002 The Future Mundane
Designing for a future that’s a bit broken; what can we learn from indigenous technology; and the ambient sound of the future
Hello, subscribers to HyperNormalisation. A monthly newsletter that’s crypticaly about design and its capacity to create change. Your newsletter-er guide Tom here!
This 2nd edition has been fuelled by strong coffee and thin winter sun. February was all about snow in the UK. We had a big dollop of the good stuff that took me back to being a kid. My kids were overjoyed at making their first-ever snowman after being on this planet for 10 and 13 years. It’s impossible to predict if it will be their last.
A future that is a bit broken
Things they don’t tell you when moving out of the city: People like to burn things. In my new neighborhood wood is the fuel of choice for heating the home, with the local forester making a brisk trade in selling logs felled from the local wood. But will there be a place for log fires in the future?
The future aesthetic is a lazy trope of clutter-free life, touch screens, and hard vehicular blobs. It’s so clean and glassy. Maybe just having screens showing ultra high definition log fires will be enough. @fosta presents a compelling need to design for a future grounded in the mundane.
From taking the rubbish out to collecting stuff, our lives are made up of these moments. Designing for the future will need to recognise our humdrum existence and how we make this a little brighter by hoarding stuff over our lifetime. The future will be like today, messy, mundane, and a bit broken.
Source: @vision.of.donatello - Instagram
Continuing the theme of the mundane, what if buildings were ambiently heated? A recent episode of Grand Designs showed a residential home designed so that the very structure and foundations acted as a storage battery. The house absorbs heat in the warmer months of the year and then slowly releases it back into the home in the colder months. With 40% of the UK greenhouse emissions being caused by the built environment, the question is do we know if a building is green enough based on current policy and measures of green-ness? Where have the materials to build a house come from and how much energy was used in their creation will become increasingly important?

# [Exercise tasks]
A. Copy the passage from the design newsletter above word for word, everything from "This 2nd edition" down to "be their last.".
B. Using the design newsletter above, answer these:
(i) How old were the writer's kids when they made their first-ever snowman?
(ii) What is the fuel of choice for heating the home in the writer's new neighborhood?
(iii) What percentage of UK greenhouse emissions does the newsletter attribute to the built environment?
C. Write the next part of the design newsletter, picking up after its final sentence.

# [Material provided]
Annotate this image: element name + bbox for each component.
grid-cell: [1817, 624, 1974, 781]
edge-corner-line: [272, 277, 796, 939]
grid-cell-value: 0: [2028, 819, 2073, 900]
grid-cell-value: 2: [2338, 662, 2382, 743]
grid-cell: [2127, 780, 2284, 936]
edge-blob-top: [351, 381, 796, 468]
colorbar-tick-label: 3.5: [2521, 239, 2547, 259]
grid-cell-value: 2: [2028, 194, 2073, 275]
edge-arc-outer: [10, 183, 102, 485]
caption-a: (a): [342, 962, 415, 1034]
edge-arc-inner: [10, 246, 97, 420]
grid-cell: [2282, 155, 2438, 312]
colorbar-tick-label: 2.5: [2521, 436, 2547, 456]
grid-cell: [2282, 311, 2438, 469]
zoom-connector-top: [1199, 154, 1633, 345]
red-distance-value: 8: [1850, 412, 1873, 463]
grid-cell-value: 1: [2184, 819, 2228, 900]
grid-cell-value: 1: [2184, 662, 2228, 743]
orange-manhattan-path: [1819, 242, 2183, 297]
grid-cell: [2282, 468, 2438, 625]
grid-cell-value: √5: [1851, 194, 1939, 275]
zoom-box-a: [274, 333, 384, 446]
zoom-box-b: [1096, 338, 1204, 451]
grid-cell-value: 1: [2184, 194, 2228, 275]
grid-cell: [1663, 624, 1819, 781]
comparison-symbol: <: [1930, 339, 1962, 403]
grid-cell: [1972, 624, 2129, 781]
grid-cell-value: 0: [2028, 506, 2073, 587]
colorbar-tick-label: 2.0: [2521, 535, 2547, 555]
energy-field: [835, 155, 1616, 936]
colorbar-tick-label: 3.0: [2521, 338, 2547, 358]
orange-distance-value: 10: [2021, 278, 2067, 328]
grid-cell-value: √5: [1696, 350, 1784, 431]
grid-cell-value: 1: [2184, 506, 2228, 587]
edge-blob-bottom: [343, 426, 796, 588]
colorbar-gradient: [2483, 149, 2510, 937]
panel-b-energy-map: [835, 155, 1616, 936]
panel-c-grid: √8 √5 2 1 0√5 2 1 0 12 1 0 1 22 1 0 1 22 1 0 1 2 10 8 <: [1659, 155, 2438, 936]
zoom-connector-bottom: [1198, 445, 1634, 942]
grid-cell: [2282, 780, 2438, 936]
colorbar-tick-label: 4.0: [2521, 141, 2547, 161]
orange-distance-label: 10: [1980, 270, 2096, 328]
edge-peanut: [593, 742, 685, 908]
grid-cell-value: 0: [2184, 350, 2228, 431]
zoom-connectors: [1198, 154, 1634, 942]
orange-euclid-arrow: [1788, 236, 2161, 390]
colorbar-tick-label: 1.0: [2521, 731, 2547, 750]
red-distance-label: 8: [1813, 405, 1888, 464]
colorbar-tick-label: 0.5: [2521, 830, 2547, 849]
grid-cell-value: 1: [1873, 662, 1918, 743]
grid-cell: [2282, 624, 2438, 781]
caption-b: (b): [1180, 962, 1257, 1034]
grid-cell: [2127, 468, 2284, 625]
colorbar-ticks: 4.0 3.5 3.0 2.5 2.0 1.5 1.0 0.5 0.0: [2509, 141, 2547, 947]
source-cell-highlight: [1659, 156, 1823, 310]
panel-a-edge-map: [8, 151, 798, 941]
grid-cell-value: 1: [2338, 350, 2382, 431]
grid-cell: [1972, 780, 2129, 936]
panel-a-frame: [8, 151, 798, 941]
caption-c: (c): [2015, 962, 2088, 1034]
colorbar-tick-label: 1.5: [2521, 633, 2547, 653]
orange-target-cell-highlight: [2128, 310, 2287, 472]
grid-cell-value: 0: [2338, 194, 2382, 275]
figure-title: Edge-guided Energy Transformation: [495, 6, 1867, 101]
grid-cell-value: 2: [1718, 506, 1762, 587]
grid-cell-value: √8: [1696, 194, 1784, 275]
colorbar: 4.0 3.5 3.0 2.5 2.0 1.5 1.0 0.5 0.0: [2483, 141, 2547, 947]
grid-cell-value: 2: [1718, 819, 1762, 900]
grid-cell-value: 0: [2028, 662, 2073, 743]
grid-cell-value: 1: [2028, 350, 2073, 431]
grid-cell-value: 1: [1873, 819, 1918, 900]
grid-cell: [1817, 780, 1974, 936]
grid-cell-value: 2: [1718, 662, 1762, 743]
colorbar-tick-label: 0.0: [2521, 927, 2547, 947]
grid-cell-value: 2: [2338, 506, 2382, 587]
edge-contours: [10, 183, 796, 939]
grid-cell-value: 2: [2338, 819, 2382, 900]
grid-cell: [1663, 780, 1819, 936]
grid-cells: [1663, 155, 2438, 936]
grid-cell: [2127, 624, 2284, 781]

# [Expected outputs]
A.
This 2nd edition has been fuelled by strong coffee and thin winter sun. February was all about snow in the UK. We had a big dollop of the good stuff that took me back to being a kid. My kids were overjoyed at making their first-ever snowman after being on this planet for 10 and 13 years. It’s impossible to predict if it will be their last.

B.
(i) 10 and 13 years old.
(ii) Wood.
(iii) 40%.

C.
“The British building regulations, for example, set reasonably high standards for the performance of buildings, but are silent on embodied energy.” Rowan Moore - Guardian 2019
Can low carbon and indigenous techniques offer a broader pallet with which to design and build our homes in the future?
“For architecture, this might mean learning from indigenous building techniques based on using renewable materials close at hand, such as mud walls or thatch, enhanced with modern technology…making bricks out of mud, wall panels made of hemp and lime, materials made from compressed recycled denim or from ground-up pine needles mixed with pine resin. There is a technique for building columns by filling heavy-duty fabric with sand or rubble. There is mycelium, a form of fungus that can be made into bricks.” Rowan Moore - Guardian 2019
For countries to meet their commitment to averting the world’s current ark towards extinction will require central and local government-backed solutions for designing and building low carbon homes that are accessible to the masses. That means integrating sustainable design fully into the fabric of a building’s architecture.
Source: Cork House, Eton - Ricky Jones, Guardian
It will require a shift both in mindset and in policy to get housing developers to switch from short-term thinking/profiteering and embrace a longer-term horizon for returns. In the UK it will mean over-turning generations of thinking around homeownership and the stigma of social housing, evident with the shameless rise in poor doors
The Gordian Knot of developers crying that they can’t afford to integrate low carbon techniques can be unpicked. Prototyping and experimentation offer a means to create compelling evidence that there is another way, opening up a lattice of fiscal and policy opportunities.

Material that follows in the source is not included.